> Given exercise
Check each line of the material. Copy those containing "Медичи".

> Information given
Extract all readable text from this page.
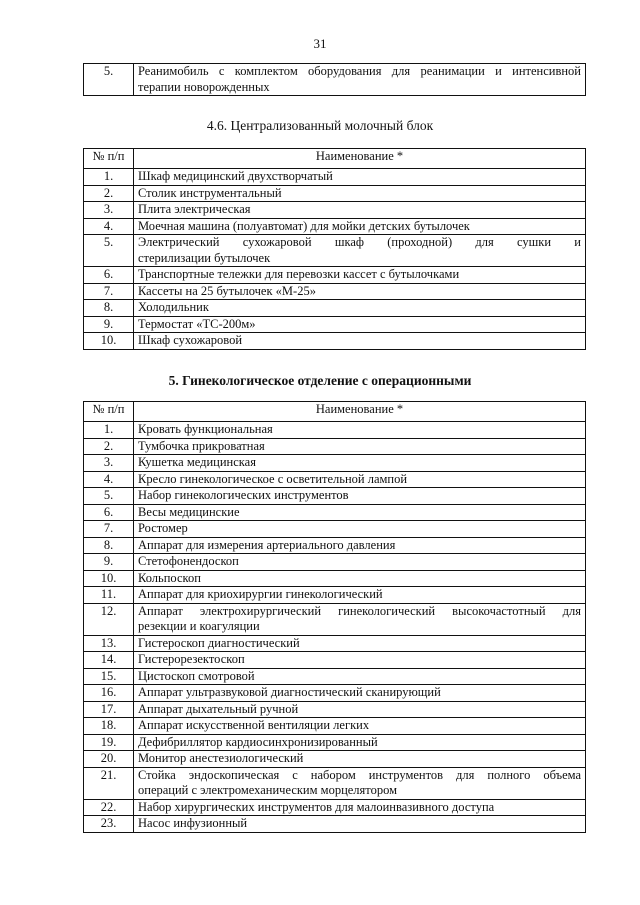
31
5.	Реанимобиль с комплектом оборудования для реанимации и интенсивной
терапии новорожденных
4.6. Централизованный молочный блок
№ п/п	Наименование *
1.	Шкаф медицинский двухстворчатый
2.	Столик инструментальный
3.	Плита электрическая
4.	Моечная машина (полуавтомат) для мойки детских бутылочек
5.	Электрический сухожаровой шкаф (проходной) для сушки и
стерилизации бутылочек

6.	Транспортные тележки для перевозки кассет с бутылочками
7.	Кассеты на 25 бутылочек «М-25»
8.	Холодильник
9.	Термостат «ТС-200м»
10.	Шкаф сухожаровой
5. Гинекологическое отделение с операционными
№ п/п	Наименование *
1.	Кровать функциональная
2.	Тумбочка прикроватная
3.	Кушетка медицинская
4.	Кресло гинекологическое с осветительной лампой
5.	Набор гинекологических инструментов
6.	Весы медицинские
7.	Ростомер
8.	Аппарат для измерения артериального давления
9.	Стетофонендоскоп
10.	Кольпоскоп
11.	Аппарат для криохирургии гинекологический
12.	Аппарат электрохирургический гинекологический высокочастотный для
резекции и коагуляции

13.	Гистероскоп диагностический
14.	Гистерорезектоскоп
15.	Цистоскоп смотровой
16.	Аппарат ультразвуковой диагностический сканирующий
17.	Аппарат дыхательный ручной
18.	Аппарат искусственной вентиляции легких
19.	Дефибриллятор кардиосинхронизированный
20.	Монитор анестезиологический
21.	Стойка эндоскопическая с набором инструментов для полного объема
операций с электромеханическим морцелятором

22.	Набор хирургических инструментов для малоинвазивного доступа
23.	Насос инфузионный
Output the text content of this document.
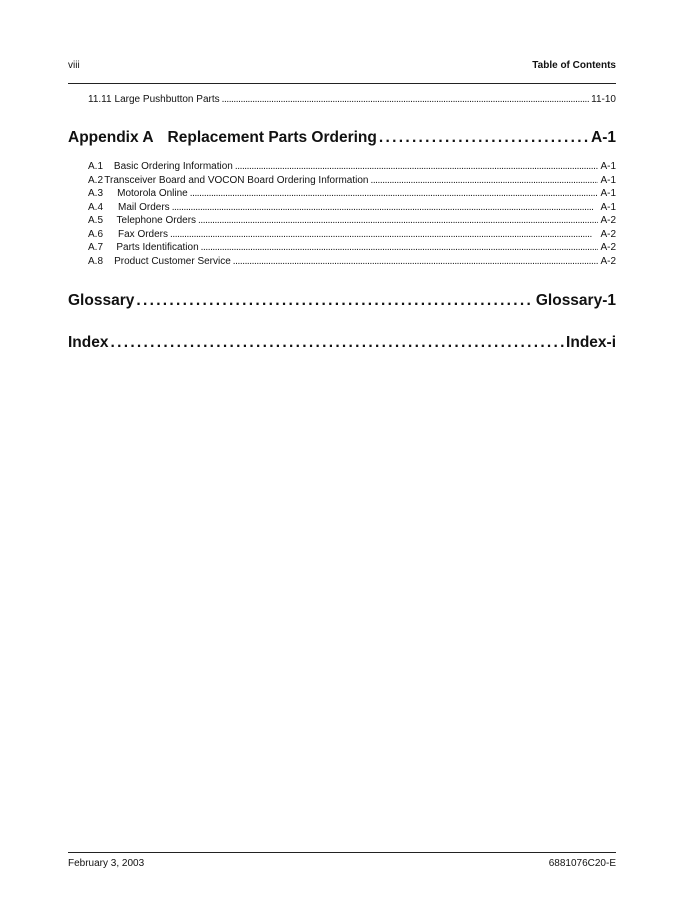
viii	Table of Contents
11.11 Large Pushbutton Parts . . .	11-10
Appendix A Replacement Parts Ordering . . .	A-1
A.1	Basic Ordering Information . . .	A-1
A.2 Transceiver Board and VOCON Board Ordering Information . . .	A-1
A.3	Motorola Online . . .	A-1
A.4	Mail Orders . . .	A-1
A.5	Telephone Orders . . .	A-2
A.6	Fax Orders . . .	A-2
A.7	Parts Identification . . .	A-2
A.8	Product Customer Service . . .	A-2
Glossary . . .	Glossary-1
Index . . .	Index-i
February 3, 2003	6881076C20-E
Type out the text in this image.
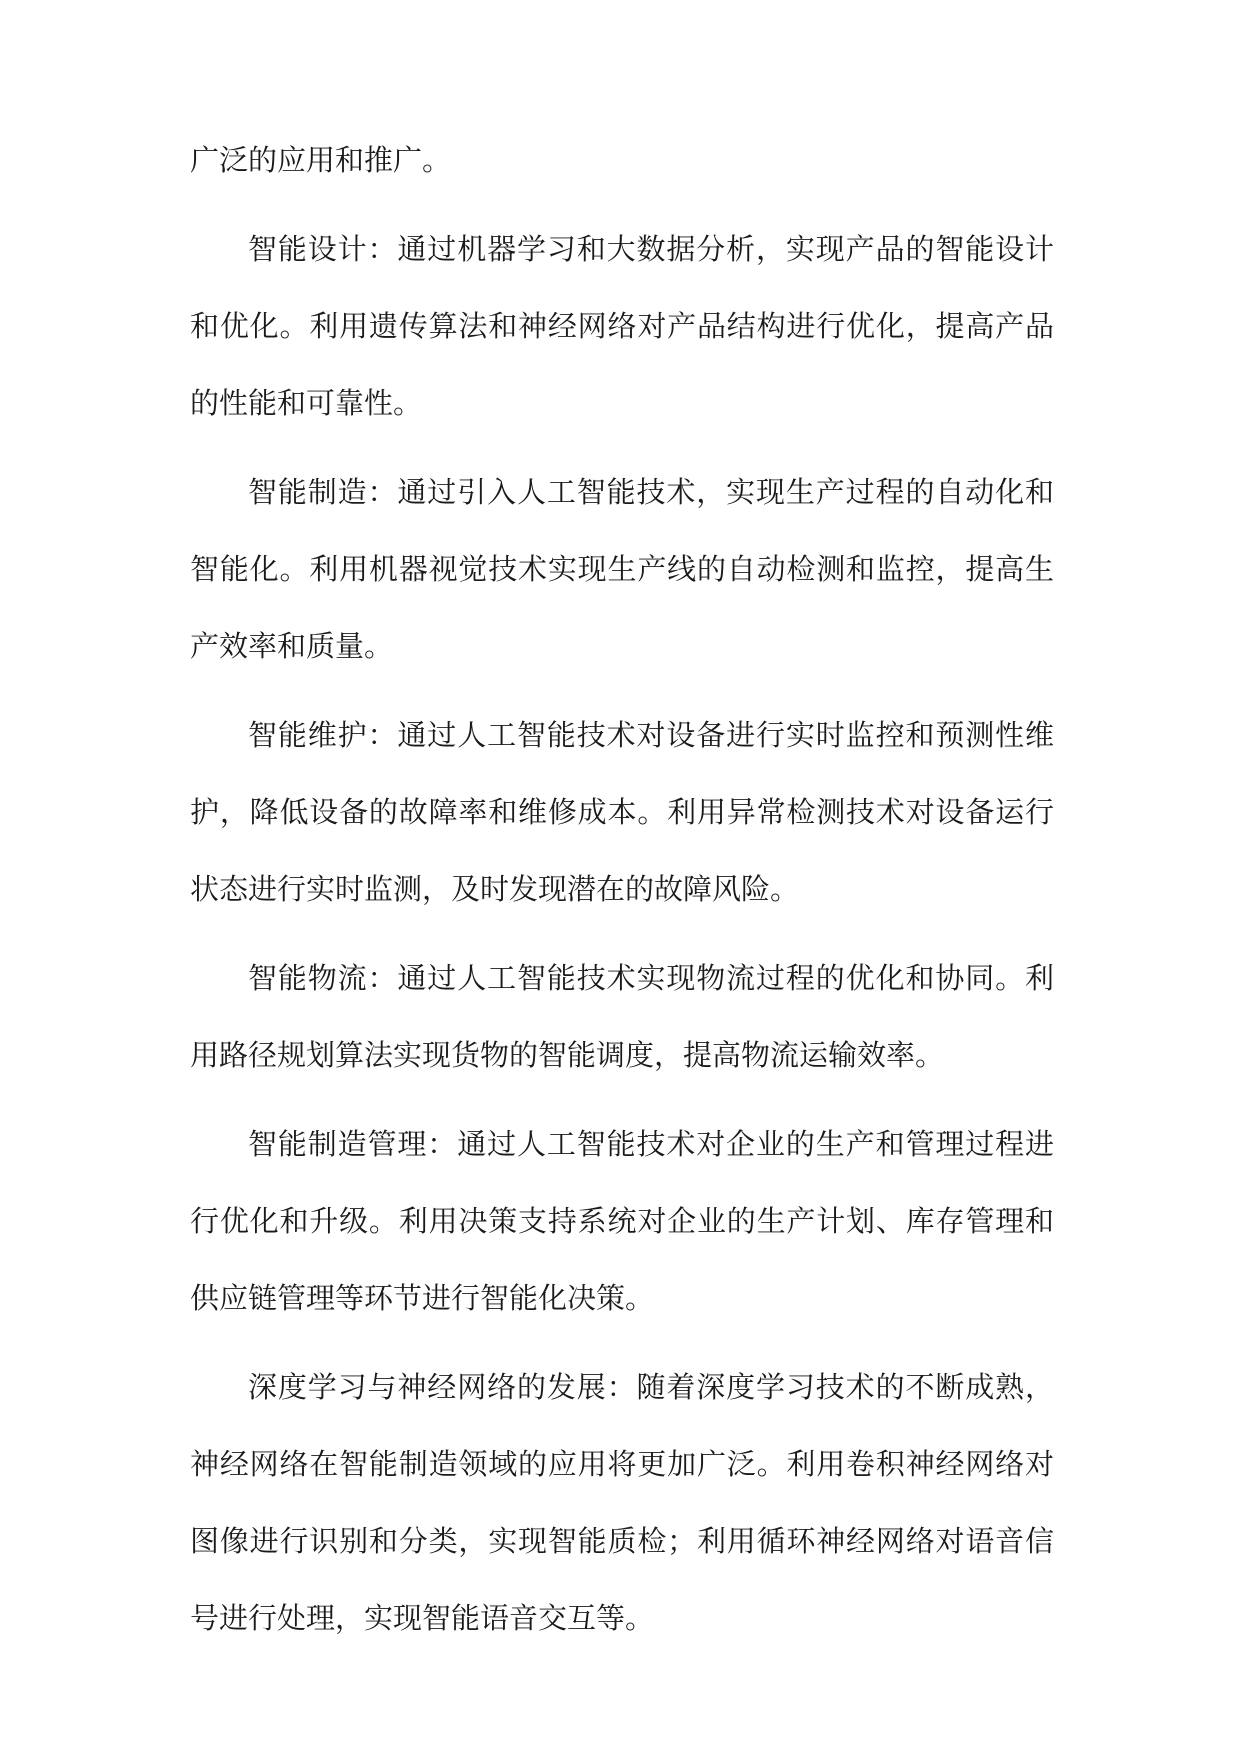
广泛的应用和推广。

智能设计：通过机器学习和大数据分析，实现产品的智能设计和优化。利用遗传算法和神经网络对产品结构进行优化，提高产品的性能和可靠性。

智能制造：通过引入人工智能技术，实现生产过程的自动化和智能化。利用机器视觉技术实现生产线的自动检测和监控，提高生产效率和质量。

智能维护：通过人工智能技术对设备进行实时监控和预测性维护，降低设备的故障率和维修成本。利用异常检测技术对设备运行状态进行实时监测，及时发现潜在的故障风险。

智能物流：通过人工智能技术实现物流过程的优化和协同。利用路径规划算法实现货物的智能调度，提高物流运输效率。

智能制造管理：通过人工智能技术对企业的生产和管理过程进行优化和升级。利用决策支持系统对企业的生产计划、库存管理和供应链管理等环节进行智能化决策。

深度学习与神经网络的发展：随着深度学习技术的不断成熟，神经网络在智能制造领域的应用将更加广泛。利用卷积神经网络对图像进行识别和分类，实现智能质检；利用循环神经网络对语音信号进行处理，实现智能语音交互等。
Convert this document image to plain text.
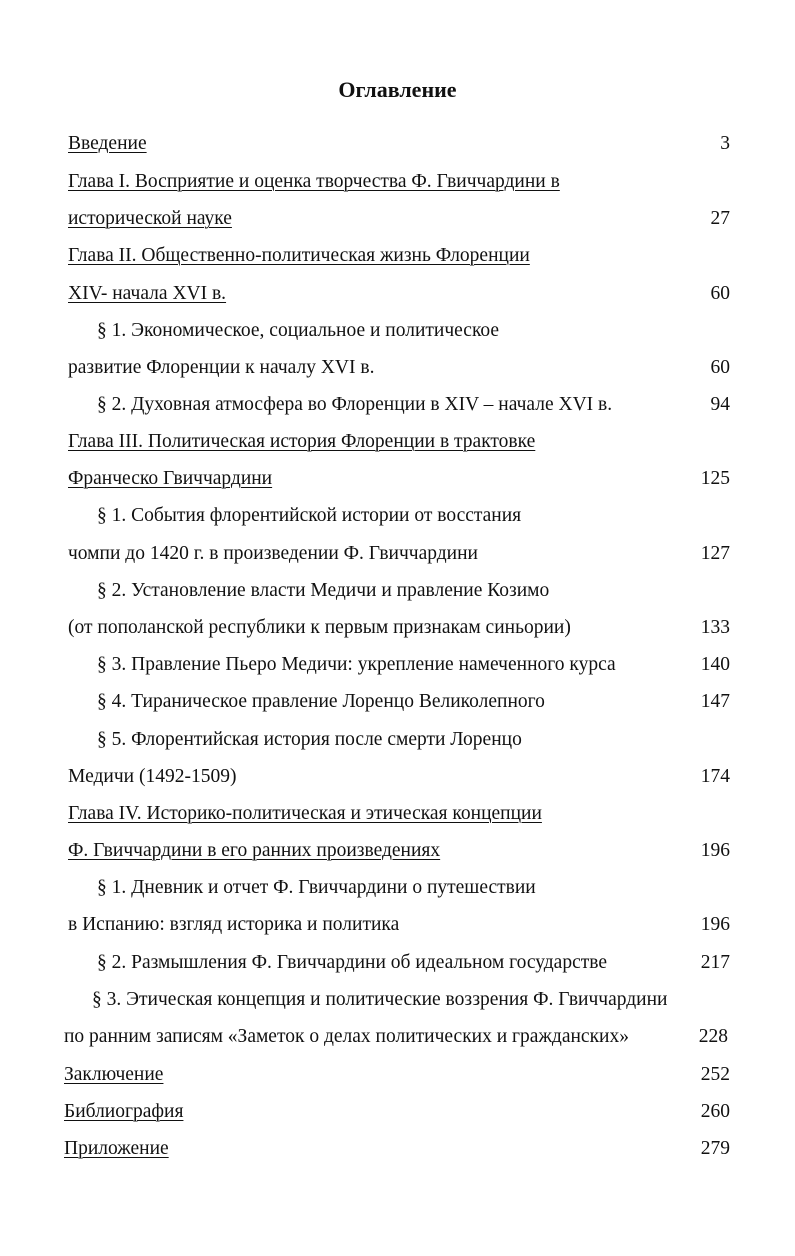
Оглавление
Введение	3
Глава I. Восприятие и оценка творчества Ф. Гвиччардини в
исторической науке	27
Глава II. Общественно-политическая жизнь Флоренции
XIV- начала XVI в.	60
§ 1. Экономическое, социальное и политическое
развитие Флоренции к началу XVI в.	60
§ 2. Духовная атмосфера во Флоренции в XIV – начале XVI в.	94
Глава III. Политическая история Флоренции в трактовке
Франческо Гвиччардини	125
§ 1. События флорентийской истории от восстания
чомпи до 1420 г. в произведении Ф. Гвиччардини	127
§ 2. Установление власти Медичи и правление Козимо
(от пополанской республики к первым признакам синьории)	133
§ 3. Правление Пьеро Медичи: укрепление намеченного курса	140
§ 4. Тираническое правление Лоренцо Великолепного	147
§ 5. Флорентийская история после смерти Лоренцо
Медичи (1492-1509)	174
Глава IV. Историко-политическая и этическая концепции
Ф. Гвиччардини в его ранних произведениях	196
§ 1. Дневник и отчет Ф. Гвиччардини о путешествии
в Испанию: взгляд историка и политика	196
§ 2. Размышления Ф. Гвиччардини об идеальном государстве	217
§ 3. Этическая концепция и политические воззрения Ф. Гвиччардини
по ранним записям «Заметок о делах политических и гражданских»	228
Заключение	252
Библиография	260
Приложение	279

> Exercise response
§ 2. Установление власти Медичи и правление Козимо
§ 3. Правление Пьеро Медичи: укрепление намеченного курса	140
Медичи (1492-1509)	174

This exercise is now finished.